> **PROBLEM REQUIREMENTS**
Where a line in the listing below contains the word "reactants", copy that line.

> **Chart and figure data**
==========

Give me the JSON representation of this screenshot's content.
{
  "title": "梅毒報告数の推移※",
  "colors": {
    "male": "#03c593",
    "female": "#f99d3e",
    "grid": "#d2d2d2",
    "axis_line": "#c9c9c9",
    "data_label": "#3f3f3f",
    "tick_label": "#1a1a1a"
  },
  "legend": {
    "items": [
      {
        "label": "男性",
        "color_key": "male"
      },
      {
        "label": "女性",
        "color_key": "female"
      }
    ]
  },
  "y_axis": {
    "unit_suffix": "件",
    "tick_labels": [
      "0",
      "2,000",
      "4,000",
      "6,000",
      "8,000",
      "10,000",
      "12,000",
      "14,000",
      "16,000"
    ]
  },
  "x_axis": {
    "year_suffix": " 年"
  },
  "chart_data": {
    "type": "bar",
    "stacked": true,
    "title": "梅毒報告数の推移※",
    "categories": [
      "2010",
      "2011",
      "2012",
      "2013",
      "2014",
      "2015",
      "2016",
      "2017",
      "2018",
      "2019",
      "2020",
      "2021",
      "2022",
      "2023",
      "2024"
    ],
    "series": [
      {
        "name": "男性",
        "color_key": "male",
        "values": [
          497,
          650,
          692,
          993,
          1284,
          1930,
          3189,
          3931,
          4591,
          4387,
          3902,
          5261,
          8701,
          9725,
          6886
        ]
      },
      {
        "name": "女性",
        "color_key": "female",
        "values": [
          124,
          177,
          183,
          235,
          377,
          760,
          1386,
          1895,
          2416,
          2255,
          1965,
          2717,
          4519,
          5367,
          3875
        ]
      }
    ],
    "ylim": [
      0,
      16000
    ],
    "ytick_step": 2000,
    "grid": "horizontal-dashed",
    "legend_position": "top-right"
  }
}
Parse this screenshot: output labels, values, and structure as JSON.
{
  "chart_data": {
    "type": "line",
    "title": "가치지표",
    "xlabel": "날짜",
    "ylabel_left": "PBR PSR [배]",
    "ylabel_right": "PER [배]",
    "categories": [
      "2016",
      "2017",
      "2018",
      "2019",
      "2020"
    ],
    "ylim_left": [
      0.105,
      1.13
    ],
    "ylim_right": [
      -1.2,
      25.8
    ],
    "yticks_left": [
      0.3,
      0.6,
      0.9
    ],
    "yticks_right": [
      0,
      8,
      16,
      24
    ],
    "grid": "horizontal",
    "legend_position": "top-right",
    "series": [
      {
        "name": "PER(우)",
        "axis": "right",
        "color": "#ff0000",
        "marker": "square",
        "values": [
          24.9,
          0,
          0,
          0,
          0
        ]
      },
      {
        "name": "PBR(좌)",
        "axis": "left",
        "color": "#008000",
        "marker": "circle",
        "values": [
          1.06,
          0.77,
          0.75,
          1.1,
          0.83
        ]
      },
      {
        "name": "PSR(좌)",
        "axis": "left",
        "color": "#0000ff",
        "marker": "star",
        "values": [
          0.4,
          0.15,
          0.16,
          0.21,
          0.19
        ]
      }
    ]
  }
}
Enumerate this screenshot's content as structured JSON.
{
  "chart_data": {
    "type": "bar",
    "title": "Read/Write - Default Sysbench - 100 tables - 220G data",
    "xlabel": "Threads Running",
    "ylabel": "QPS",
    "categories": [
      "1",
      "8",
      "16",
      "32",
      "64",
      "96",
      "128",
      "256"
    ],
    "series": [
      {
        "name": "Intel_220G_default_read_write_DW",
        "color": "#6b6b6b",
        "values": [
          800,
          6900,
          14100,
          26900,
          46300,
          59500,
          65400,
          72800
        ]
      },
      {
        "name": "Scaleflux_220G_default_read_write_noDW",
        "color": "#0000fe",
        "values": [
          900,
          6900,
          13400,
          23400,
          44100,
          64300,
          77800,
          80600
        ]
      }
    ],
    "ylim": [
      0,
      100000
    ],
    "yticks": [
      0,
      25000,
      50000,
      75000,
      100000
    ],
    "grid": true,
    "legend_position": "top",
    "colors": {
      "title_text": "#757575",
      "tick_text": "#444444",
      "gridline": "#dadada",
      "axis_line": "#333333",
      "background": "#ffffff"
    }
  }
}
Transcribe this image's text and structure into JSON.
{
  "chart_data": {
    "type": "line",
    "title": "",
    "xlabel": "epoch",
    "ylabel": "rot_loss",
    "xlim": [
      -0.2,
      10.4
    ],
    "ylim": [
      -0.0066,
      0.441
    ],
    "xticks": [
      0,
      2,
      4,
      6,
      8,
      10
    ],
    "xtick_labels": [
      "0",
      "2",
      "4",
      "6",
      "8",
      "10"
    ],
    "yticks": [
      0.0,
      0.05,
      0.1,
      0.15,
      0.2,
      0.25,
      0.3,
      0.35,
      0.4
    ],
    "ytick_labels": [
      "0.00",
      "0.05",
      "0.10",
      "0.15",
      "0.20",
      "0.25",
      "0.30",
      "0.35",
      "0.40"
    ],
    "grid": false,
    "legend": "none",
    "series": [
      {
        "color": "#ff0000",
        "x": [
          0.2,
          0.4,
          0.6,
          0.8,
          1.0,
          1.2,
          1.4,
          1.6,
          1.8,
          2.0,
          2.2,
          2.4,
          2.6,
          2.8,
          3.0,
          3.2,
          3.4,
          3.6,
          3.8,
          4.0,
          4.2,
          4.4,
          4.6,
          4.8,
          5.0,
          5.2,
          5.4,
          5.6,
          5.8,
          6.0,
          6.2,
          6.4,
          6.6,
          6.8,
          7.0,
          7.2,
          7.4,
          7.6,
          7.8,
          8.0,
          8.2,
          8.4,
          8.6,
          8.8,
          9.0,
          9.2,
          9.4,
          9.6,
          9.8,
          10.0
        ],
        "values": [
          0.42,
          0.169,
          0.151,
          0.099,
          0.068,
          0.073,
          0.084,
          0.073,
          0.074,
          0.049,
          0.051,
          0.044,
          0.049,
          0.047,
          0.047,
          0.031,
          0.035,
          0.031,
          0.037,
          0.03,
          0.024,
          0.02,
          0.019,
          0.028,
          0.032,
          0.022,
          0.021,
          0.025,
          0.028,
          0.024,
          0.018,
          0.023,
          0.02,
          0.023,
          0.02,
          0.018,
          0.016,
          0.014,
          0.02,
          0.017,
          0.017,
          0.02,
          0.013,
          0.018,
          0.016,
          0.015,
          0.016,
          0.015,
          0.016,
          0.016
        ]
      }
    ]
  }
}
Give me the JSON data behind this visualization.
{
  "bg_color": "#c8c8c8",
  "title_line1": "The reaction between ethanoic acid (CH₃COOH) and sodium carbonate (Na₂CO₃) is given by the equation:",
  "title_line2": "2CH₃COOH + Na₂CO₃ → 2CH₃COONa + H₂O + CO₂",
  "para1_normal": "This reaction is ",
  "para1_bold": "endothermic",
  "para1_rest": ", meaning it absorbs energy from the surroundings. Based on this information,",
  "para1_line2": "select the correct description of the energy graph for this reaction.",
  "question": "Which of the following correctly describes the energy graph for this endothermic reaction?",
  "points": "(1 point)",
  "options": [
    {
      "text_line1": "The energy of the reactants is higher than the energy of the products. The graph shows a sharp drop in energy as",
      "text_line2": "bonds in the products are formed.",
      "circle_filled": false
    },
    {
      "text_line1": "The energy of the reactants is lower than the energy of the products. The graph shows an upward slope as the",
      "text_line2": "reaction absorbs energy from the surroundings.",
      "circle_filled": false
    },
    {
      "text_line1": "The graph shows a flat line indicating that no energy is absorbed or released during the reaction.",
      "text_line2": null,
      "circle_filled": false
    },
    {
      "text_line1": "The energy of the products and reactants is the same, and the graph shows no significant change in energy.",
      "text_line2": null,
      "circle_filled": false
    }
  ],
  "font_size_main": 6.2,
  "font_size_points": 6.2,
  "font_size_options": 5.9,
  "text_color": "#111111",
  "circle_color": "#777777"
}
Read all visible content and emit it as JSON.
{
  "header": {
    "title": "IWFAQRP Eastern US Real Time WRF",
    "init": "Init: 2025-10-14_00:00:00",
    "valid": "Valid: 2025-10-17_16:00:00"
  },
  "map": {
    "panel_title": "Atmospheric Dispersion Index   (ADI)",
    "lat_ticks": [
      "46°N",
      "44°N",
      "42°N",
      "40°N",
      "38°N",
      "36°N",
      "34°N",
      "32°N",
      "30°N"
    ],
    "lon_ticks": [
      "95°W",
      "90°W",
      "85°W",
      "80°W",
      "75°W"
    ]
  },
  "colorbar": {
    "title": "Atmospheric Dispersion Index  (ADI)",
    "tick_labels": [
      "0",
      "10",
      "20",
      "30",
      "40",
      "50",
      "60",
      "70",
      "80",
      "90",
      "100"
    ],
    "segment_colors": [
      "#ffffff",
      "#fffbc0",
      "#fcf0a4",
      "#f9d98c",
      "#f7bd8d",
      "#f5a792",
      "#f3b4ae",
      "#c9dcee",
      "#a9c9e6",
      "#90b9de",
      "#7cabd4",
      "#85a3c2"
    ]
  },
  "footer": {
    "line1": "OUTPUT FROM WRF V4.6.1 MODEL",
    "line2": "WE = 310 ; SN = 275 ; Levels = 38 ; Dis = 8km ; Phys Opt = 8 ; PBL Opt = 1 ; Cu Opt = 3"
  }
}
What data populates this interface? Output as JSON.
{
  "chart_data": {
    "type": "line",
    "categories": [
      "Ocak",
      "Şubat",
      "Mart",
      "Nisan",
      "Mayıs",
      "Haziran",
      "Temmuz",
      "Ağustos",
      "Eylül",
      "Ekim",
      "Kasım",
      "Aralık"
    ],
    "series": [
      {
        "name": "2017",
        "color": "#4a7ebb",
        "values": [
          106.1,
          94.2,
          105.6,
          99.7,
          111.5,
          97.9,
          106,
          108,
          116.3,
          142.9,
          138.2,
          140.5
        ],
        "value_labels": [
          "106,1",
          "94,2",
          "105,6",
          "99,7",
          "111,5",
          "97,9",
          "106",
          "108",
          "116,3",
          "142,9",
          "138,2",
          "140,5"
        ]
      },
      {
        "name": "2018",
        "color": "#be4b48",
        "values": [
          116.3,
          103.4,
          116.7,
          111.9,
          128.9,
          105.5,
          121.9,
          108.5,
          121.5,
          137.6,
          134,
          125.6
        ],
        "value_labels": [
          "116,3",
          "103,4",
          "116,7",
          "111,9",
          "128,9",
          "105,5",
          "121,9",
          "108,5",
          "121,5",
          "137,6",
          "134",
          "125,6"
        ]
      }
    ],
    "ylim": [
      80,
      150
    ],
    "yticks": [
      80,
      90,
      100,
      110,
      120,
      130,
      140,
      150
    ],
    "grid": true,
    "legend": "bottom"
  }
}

==========

> **SOLVED PROBLEM**
      "text_line1": "The energy of the reactants is higher than the energy of the products. The graph shows a sharp drop in energy as",
      "text_line1": "The energy of the reactants is lower than the energy of the products. The graph shows an upward slope as the",
      "text_line1": "The energy of the products and reactants is the same, and the graph shows no significant change in energy.",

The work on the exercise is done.